- **WHAT IS ASKED**
A) Answer these questions using the text on Hogarth's career:
(i) What position did Hogarth hold at Chicago Booth from 1993 to 1998?
(ii) Which economist helped Hogarth organize the 1985 conference?
(iii) Who published Educating Intuition?
B) Proceed with the text on Hogarth's career, continuing on from its final sentence.

— start of DOCUMENT TEXT —

Hogarth was a faculty member at INSEAD, the Booth School at the University of Chicago, and Universitat Pompeu Fabra in Barcelona. At Chicago Booth, he was Director of the Center for Decision Research (1983–1993), and Deputy Dean (1993–1998).

Hogarth died on 21 April 2024, at the age of 81.

==Main professional contributions==
Hogarth's work centers on the psychology of judgment and decision making. Together with Hillel J. Einhorn, he published several key papers that helped establish the standing of a new area within psychology. Among other contributions were analyses of the role of rationality in decision making, the use of simple models, learning (and not learning) from experience, effects of ambiguity in decision making, and the probabilistic nature of causal judgments.

In 1985, Hogarth, together with economist Melvyn W. Reder, organized a 2-day conference at the University of Chicago on the topic of deviations from rational economic behavior. The conference was marked by the participation of many leading scholars (including 9 winners or future winners of the Nobel prize) who debated the meaning of data that did not comply with the assumptions of economic theory and yet were consistent with some psychological principles. This meeting and debate by highly qualified economists and psychologists has been recognized as an important milestone in the development of the disciplines of behavioral economics and behavioral finance.

Intrigued by the work of Gerd Gigerenzer and colleagues on the surprising efficacy of simple heuristic models for decision making, Hogarth undertook a series of theoretical analyses to understand why. These investigations were important in defining the possibilities and limits of some simple heuristic methods and emphasized the importance of characterizing the nature of environmental conditions appropriately.

In 2001, Hogarth published Educating Intuition (University of Chicago Press), a book that reviewed the psychological literature on intuitive judgment and offered suggestions on how this could be improved or “educated.” Key to this is the issue of the conditions under which intuitive responses have been learned and these, according to Hogarth, can vary from kind to wicked. Kind learning environments are characterized by repeated judgments and feedback that is both immediate and clear. Under these conditions, people acquire appropriate responses, i.e., intuitions. On the contrary, in wicked learning environments, feedback may be missing, slow, distorted or biased in other ways and the acquisition of appropriate responses is compromised. The differential effects of kind and wicked learning environments can have important consequences and these have been used to explain many important phenomena. In recent years, Hogarth has explored some of these in academic papers as well as a book.

— end of DOCUMENT TEXT —
— start of INFORMATION SHOWN —

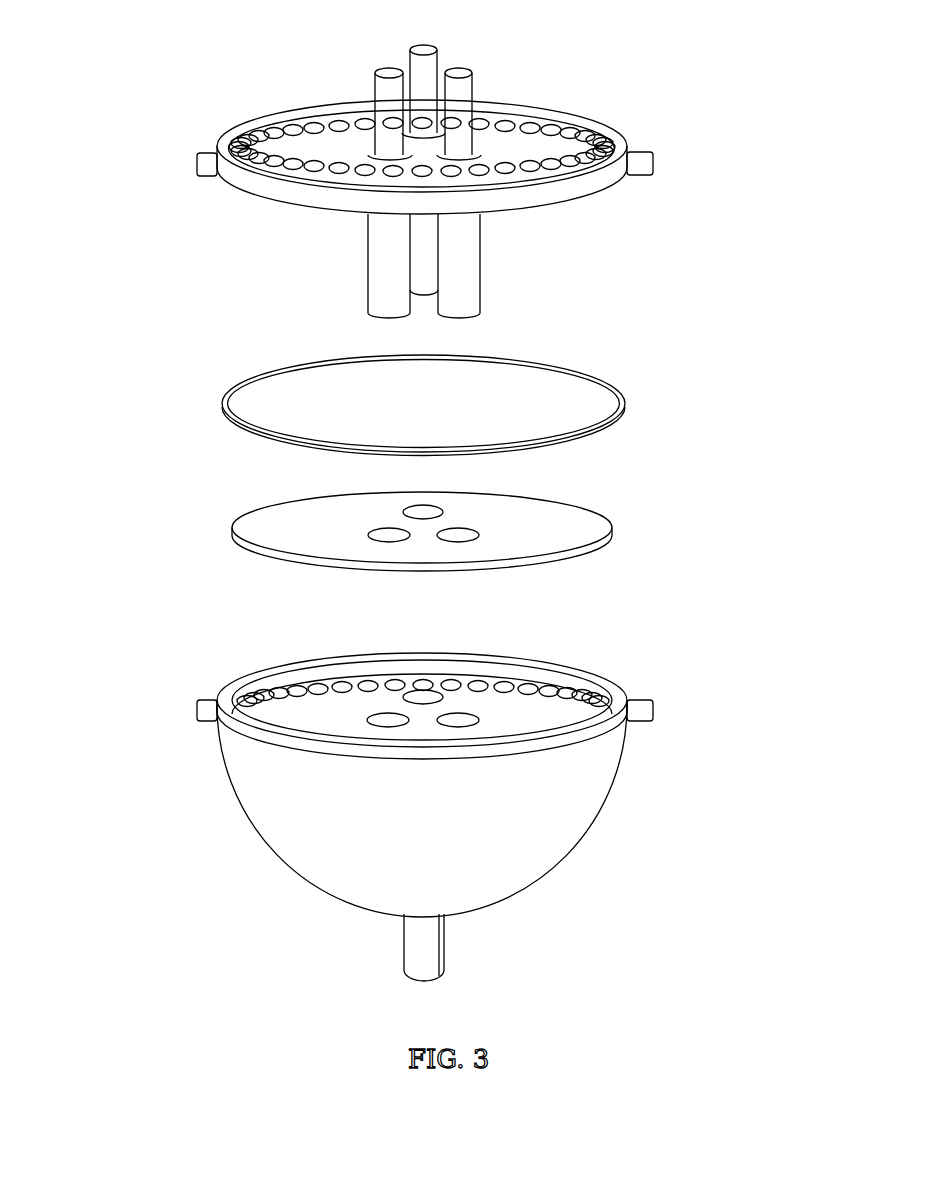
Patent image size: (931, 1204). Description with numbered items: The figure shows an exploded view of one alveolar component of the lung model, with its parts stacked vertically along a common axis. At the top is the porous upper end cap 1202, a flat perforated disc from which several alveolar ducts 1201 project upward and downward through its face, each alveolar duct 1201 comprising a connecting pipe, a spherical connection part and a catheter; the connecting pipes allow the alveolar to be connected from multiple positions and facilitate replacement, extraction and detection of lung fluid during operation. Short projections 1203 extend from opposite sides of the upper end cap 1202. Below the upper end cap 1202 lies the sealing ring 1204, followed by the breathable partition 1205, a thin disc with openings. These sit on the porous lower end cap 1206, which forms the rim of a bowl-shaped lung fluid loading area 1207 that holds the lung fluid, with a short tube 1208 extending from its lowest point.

The alveolar duct 1201 is at (432, 50).
The porous upper end cap 1202 is at (625, 143).
The side lugs 1203 is at (197, 155).
The sealing ring 1204 is at (615, 392).
The breathable partition 1205 is at (598, 512).
The porous lower end cap 1206 is at (626, 693).
The lung fluid loading area 1207 is at (605, 806).
The outlet spout 1208 is at (444, 970).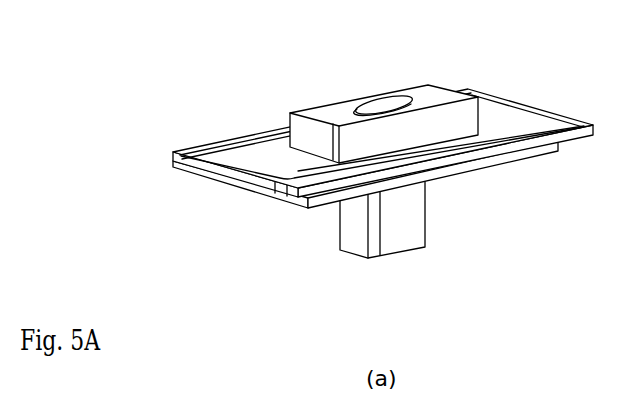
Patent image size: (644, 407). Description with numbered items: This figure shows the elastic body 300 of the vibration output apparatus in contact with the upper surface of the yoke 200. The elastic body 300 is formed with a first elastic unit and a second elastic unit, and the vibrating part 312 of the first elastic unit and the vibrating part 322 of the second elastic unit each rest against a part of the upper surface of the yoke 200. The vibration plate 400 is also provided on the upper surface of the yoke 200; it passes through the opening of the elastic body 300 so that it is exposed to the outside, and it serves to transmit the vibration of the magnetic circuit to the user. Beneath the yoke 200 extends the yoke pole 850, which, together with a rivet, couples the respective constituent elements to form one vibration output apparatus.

The yoke 200 is at (512, 163).
The elastic body 300 is at (391, 116).
The vibrating part of the first elastic unit 312 is at (258, 150).
The vibrating part of the second elastic unit 322 is at (493, 117).
The vibration plate 400 is at (325, 108).
The yoke pole 850 is at (353, 249).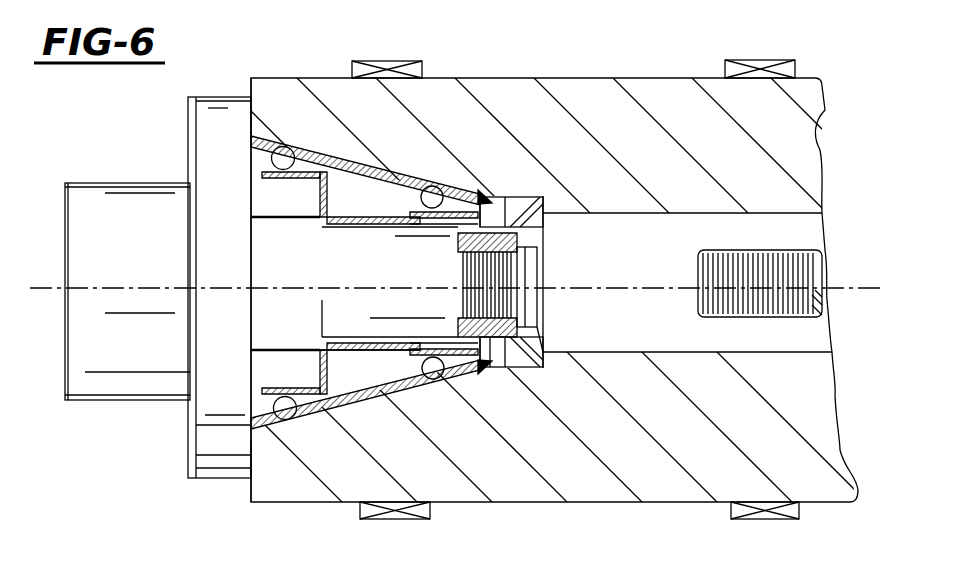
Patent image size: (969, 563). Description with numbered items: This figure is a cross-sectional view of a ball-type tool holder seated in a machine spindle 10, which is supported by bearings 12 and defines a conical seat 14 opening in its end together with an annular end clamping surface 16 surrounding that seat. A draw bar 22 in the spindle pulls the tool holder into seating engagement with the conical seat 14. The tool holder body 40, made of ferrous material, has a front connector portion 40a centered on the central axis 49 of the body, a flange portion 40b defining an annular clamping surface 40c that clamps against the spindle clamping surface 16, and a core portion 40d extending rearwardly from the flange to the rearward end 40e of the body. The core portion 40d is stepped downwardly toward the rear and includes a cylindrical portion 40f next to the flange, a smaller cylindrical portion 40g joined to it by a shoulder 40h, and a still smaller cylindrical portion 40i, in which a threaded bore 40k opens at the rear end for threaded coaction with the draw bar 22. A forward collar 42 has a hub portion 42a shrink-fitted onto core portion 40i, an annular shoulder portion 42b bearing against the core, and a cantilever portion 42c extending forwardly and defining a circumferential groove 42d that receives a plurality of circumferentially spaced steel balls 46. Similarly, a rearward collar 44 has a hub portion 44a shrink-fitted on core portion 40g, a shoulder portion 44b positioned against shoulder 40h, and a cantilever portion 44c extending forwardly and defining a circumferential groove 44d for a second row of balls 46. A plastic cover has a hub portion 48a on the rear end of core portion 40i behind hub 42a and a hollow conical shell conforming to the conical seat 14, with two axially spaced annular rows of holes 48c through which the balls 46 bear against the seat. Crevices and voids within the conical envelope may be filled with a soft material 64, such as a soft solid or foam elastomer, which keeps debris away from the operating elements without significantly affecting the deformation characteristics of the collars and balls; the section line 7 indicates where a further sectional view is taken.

The spindle 10 is at (597, 67).
The bearings 12 is at (402, 61).
The conical seat 14 is at (420, 185).
The annular end clamping surface 16 is at (248, 112).
The draw bar 22 is at (742, 250).
The tool holder body 40 is at (175, 454).
The front connector portion 40a is at (97, 183).
The flange portion 40b is at (193, 428).
The annular clamping surface 40c is at (258, 462).
The core portion 40d is at (372, 347).
The rearward end 40e is at (543, 235).
The cylindrical portion 40f is at (302, 276).
The cylindrical portion 40g is at (405, 283).
The shoulder 40h is at (325, 315).
The cylindrical portion 40i is at (552, 338).
The threaded bore 40k is at (500, 280).
The forward collar 42 is at (487, 195).
The hub portion 42a is at (515, 197).
The annular shoulder portion 42b is at (500, 357).
The cantilever portion 42c is at (483, 362).
The circumferential groove 42d is at (714, 551).
The rearward collar 44 is at (338, 190).
The hub portion 44a is at (393, 185).
The shoulder portion 44b is at (345, 372).
The cantilever portion 44c is at (318, 185).
The circumferential groove 44d is at (262, 175).
The balls 46 is at (283, 147).
The hub portion 48a is at (538, 210).
The holes 48c is at (443, 380).
The central axis 49 is at (135, 288).
The soft material 64 is at (673, 562).
The section line 7 is at (438, 398).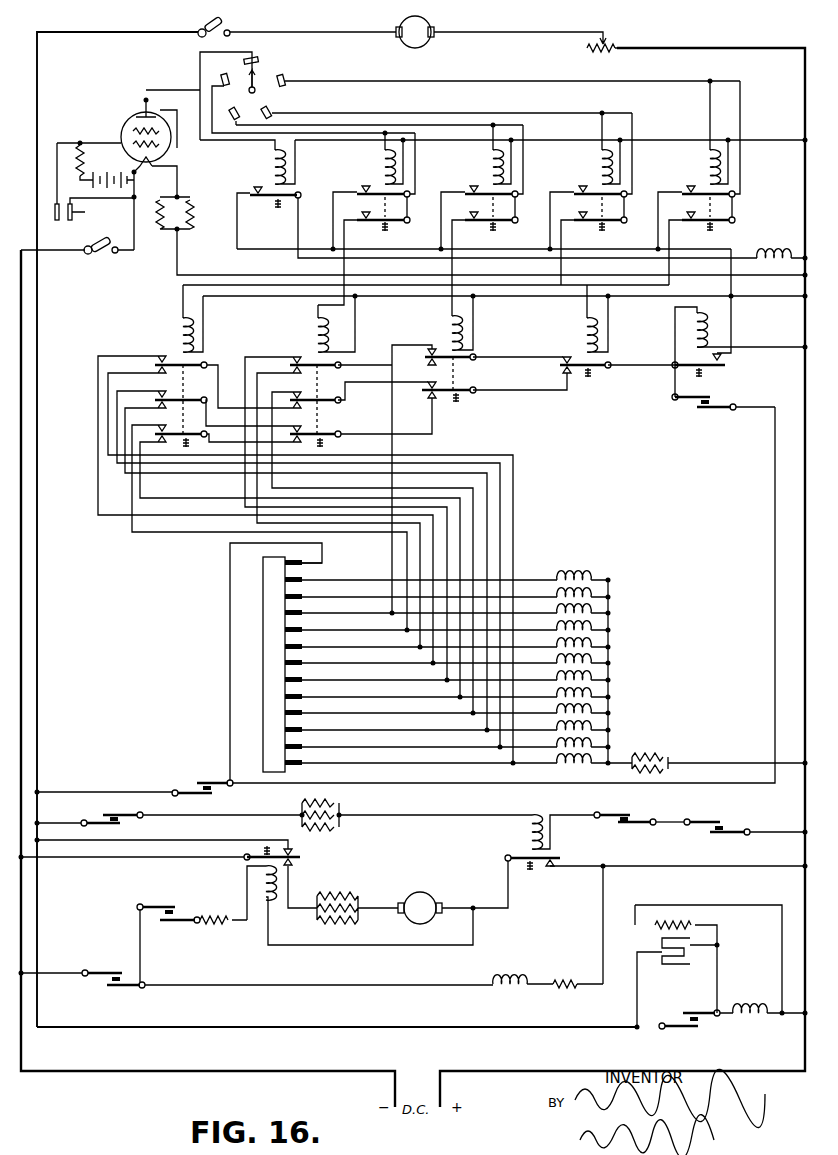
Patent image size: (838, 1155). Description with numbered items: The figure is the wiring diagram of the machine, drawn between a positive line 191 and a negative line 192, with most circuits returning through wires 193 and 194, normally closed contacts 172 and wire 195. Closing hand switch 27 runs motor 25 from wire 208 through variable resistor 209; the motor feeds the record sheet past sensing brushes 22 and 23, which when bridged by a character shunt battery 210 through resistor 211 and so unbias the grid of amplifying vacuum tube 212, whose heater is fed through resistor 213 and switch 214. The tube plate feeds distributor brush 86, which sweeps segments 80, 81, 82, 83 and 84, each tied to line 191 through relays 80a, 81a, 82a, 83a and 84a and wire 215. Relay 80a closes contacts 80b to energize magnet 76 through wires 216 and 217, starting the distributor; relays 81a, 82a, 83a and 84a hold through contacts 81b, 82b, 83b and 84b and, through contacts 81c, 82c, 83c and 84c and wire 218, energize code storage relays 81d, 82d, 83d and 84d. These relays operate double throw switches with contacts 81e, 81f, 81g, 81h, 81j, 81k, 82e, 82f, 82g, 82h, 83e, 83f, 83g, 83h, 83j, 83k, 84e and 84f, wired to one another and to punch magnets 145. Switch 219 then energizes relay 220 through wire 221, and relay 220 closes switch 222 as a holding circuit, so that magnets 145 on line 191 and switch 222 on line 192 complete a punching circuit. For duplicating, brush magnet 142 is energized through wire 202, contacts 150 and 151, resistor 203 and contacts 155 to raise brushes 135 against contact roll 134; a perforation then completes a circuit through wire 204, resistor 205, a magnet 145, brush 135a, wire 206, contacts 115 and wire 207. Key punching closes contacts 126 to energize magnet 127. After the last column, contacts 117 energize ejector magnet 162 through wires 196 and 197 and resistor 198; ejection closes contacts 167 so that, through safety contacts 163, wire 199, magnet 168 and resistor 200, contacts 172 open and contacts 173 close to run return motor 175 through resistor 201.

The hand switch 27 is at (199, 31).
The motor 25 is at (424, 45).
The variable resistor 209 is at (596, 54).
The wire 208 is at (723, 48).
The distributor segment 80 is at (258, 61).
The distributor brush 86 is at (258, 80).
The distributor segment 81 is at (310, 95).
The distributor segment 82 is at (232, 121).
The distributor segment 83 is at (276, 112).
The distributor segment 84 is at (288, 80).
The wire 193 is at (38, 117).
The negative line 192 is at (22, 703).
The positive line 191 is at (805, 661).
The amplifying vacuum tube 212 is at (133, 117).
The resistor 211 is at (88, 133).
The battery 210 is at (135, 181).
The resistor 213 is at (192, 203).
The sensing brush 23 is at (74, 212).
The sensing brush 22 is at (57, 221).
The switch 214 is at (105, 252).
The wire 215 is at (651, 140).
The relay 80a is at (268, 166).
The contacts 80b is at (250, 204).
The magnet 76 is at (774, 254).
The relay 81a is at (377, 162).
The contacts 81b is at (364, 188).
The contacts 81c is at (354, 215).
The relay 82a is at (485, 162).
The contacts 82b is at (472, 188).
The contacts 82c is at (462, 215).
The relay 83a is at (594, 162).
The contacts 83b is at (580, 188).
The contacts 83c is at (571, 215).
The relay 84a is at (702, 162).
The contacts 84b is at (688, 188).
The contacts 84c is at (680, 215).
The wire 218 is at (746, 299).
The wire 216 is at (736, 307).
The relay 220 is at (706, 328).
The wire 221 is at (779, 347).
The switch 222 is at (724, 361).
The switch 219 is at (700, 410).
The wire 217 is at (775, 609).
The code storage relay 83d is at (176, 324).
The code storage relay 81d is at (311, 322).
The code storage relay 82d is at (445, 324).
The code storage relay 84d is at (580, 326).
The contacts 83e is at (159, 356).
The contacts 83f is at (154, 366).
The contacts 83g is at (157, 392).
The contacts 83h is at (155, 405).
The contacts 83j is at (157, 426).
The contacts 83k is at (154, 442).
The contacts 81e is at (294, 357).
The contacts 81f is at (290, 368).
The contacts 81g is at (303, 393).
The contacts 81h is at (303, 407).
The contacts 81j is at (303, 426).
The contacts 81k is at (310, 437).
The contacts 82e is at (430, 350).
The contacts 82f is at (424, 357).
The contacts 82g is at (439, 385).
The contacts 82h is at (428, 402).
The contacts 84e is at (565, 357).
The contacts 84f is at (562, 373).
The wire 206 is at (230, 647).
The contact roll 134 is at (272, 740).
The brushes 135 is at (305, 747).
The brush 135a is at (305, 565).
The magnets 145 is at (568, 612).
The resistor 205 is at (649, 756).
The wire 204 is at (703, 763).
The wire 207 is at (97, 791).
The contacts 115 is at (196, 786).
The contacts 155 is at (103, 816).
The resistor 203 is at (340, 805).
The magnet 142 is at (523, 832).
The contacts 151 is at (631, 814).
The contacts 150 is at (727, 826).
The wire 202 is at (785, 832).
The wire 194 is at (170, 840).
The wire 195 is at (127, 859).
The contacts 172 is at (296, 852).
The contacts 173 is at (298, 864).
The magnet 168 is at (258, 882).
The contacts 167 is at (178, 911).
The resistor 200 is at (222, 926).
The contacts 117 is at (108, 988).
The wire 199 is at (320, 940).
The resistor 201 is at (350, 895).
The motor 175 is at (437, 901).
The safety contacts 163 is at (561, 862).
The wire 196 is at (676, 866).
The wire 197 is at (604, 893).
The resistor 198 is at (562, 978).
The magnet 162 is at (511, 977).
The contacts 126 is at (687, 1024).
The magnet 127 is at (753, 1019).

— end of INFORMATION SHOWN —

- **RESPONSES**
A)
(i) Deputy Dean
(ii) Melvyn W. Reder
(iii) University of Chicago Press

B)
Hogarth was awarded an Honorary Doctorate by University of Lausanne in 2007 and received the EADM Lifetime Contribution Award in 2023.

==Books==
- Hogarth, R. M. (1979). Evaluating management education. Chichester, England: John Wiley & Sons.
- Hogarth, R. M. (1980). Judgement and choice: The psychology of decision. Chichester, England: John Wiley & Sons. (2nd ed., 1987).
- Hogarth, R. M. (Ed.) (1982). Question framing and response consistency: New directions for methodology of social and behavioral science, No. 11. San Francisco, CA: Jossey-Bass.
- Hogarth, R. M., & Reder, M. W. (Eds.) (1987). Rational choice: The contrast between economics and psychology. Chicago: University of Chicago Press.
- Hogarth, R. M. (Ed.), (1990). Insights in decision making: A tribute to Hillel J. Einhorn. Chicago: The University of Chicago Press.
- Goldstein, W. M., & Hogarth, R. M. (Eds.) (1997) Judgment and Decision Making: Currents, Connections, and Controversies. Cambridge, UK: Cambridge University Press.
- Hogarth, R. M. (2001). Educating intuition. Chicago: The University of Chicago Press. (Also published in Spanish as Educar la intuición: El desarrollo del sexto sentido. 2002, Barcelona: Paidós)
- Makridakis, S., Hogarth, R. M., & Gaba, A. (2009). Dance with Chance: Making Luck Work for You. Oxford, UK: Oneworld Publications.
- Soyer, E., & Hogarth, R.M. (2020). The Myth of Experience: Why We Learn the Wrong Lessons and Ways to Correct Them. New York: PublicAffairs.